**WHAT NEEDS TO BE DONE:** Copy out each line featuring the string "Динамика" from the entries beneath.

**LISTED RECORDS:**
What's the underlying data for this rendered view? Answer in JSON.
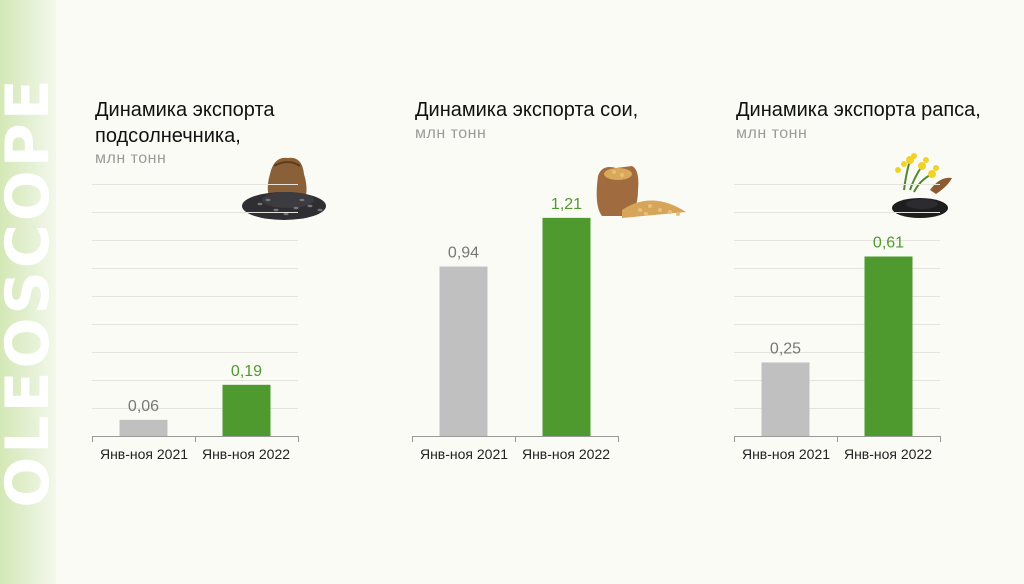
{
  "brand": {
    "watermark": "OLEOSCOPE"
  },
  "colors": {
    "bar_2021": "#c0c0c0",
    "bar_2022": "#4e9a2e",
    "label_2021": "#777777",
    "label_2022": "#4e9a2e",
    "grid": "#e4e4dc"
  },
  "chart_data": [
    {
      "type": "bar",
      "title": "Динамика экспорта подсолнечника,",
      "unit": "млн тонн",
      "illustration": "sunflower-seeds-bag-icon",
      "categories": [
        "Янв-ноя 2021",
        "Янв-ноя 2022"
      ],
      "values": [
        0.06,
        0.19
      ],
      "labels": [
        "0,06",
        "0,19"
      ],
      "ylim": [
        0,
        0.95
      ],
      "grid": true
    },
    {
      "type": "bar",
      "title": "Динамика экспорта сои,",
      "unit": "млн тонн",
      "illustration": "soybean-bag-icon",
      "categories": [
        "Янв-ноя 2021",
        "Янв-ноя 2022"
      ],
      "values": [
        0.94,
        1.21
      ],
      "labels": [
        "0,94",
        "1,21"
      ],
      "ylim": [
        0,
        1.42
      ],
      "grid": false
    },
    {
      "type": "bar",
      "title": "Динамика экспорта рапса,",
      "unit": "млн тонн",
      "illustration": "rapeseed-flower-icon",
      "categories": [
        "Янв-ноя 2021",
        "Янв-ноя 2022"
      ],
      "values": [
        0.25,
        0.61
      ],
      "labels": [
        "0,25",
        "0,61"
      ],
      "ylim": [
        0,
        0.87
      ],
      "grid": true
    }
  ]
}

--

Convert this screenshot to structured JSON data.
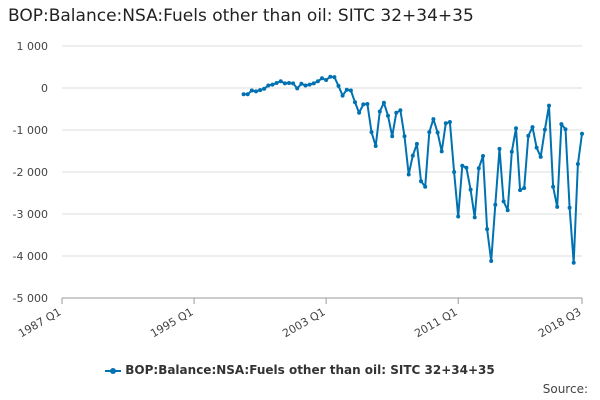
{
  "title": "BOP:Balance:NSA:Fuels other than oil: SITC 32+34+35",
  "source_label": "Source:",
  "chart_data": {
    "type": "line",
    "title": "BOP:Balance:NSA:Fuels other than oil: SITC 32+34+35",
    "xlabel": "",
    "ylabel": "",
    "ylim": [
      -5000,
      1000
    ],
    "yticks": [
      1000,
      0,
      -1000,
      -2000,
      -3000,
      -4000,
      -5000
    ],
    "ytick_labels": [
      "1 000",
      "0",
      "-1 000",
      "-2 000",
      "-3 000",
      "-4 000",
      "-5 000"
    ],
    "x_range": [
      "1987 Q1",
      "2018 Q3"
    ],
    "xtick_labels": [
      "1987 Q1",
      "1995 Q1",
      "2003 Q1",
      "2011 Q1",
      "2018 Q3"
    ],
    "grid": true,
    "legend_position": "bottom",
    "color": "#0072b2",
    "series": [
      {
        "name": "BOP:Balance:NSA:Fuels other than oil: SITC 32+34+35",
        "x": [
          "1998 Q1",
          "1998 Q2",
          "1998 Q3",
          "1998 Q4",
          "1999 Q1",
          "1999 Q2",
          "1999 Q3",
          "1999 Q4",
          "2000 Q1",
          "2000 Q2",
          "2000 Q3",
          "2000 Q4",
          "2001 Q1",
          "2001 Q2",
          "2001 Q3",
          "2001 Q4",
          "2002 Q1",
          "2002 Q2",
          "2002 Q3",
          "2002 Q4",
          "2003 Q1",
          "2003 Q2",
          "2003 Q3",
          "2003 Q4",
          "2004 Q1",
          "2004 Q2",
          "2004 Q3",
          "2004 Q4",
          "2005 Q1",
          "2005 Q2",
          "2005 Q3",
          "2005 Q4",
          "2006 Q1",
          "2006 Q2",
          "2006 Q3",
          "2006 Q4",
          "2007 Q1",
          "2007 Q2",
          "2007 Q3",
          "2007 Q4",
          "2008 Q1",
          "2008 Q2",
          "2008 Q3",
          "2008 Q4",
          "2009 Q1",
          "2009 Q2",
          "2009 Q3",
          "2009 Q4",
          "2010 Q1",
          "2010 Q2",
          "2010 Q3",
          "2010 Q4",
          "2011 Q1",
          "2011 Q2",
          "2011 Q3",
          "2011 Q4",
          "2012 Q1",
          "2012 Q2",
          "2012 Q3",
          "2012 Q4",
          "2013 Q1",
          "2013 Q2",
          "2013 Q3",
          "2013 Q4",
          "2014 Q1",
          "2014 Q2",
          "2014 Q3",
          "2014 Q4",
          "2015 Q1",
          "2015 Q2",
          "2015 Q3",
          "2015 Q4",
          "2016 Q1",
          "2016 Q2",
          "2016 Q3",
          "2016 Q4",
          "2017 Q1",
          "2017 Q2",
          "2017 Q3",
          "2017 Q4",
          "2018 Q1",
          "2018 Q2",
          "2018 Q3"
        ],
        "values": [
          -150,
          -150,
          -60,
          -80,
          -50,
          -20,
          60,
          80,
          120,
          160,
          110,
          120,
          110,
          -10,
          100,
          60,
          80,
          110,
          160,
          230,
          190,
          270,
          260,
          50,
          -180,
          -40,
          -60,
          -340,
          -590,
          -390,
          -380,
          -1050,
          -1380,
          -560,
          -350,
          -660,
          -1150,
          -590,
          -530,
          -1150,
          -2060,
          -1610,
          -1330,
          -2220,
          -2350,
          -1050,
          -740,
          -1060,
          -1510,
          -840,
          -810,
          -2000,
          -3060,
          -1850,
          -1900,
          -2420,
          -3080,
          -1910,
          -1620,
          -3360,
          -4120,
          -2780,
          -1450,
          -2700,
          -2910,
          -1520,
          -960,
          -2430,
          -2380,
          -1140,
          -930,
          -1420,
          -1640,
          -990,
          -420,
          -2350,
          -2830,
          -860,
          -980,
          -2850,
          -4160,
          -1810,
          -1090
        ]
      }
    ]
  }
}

**WORKED SOLUTION:**
      "title": "Динамика экспорта подсолнечника,",
      "title": "Динамика экспорта сои,",
      "title": "Динамика экспорта рапса,",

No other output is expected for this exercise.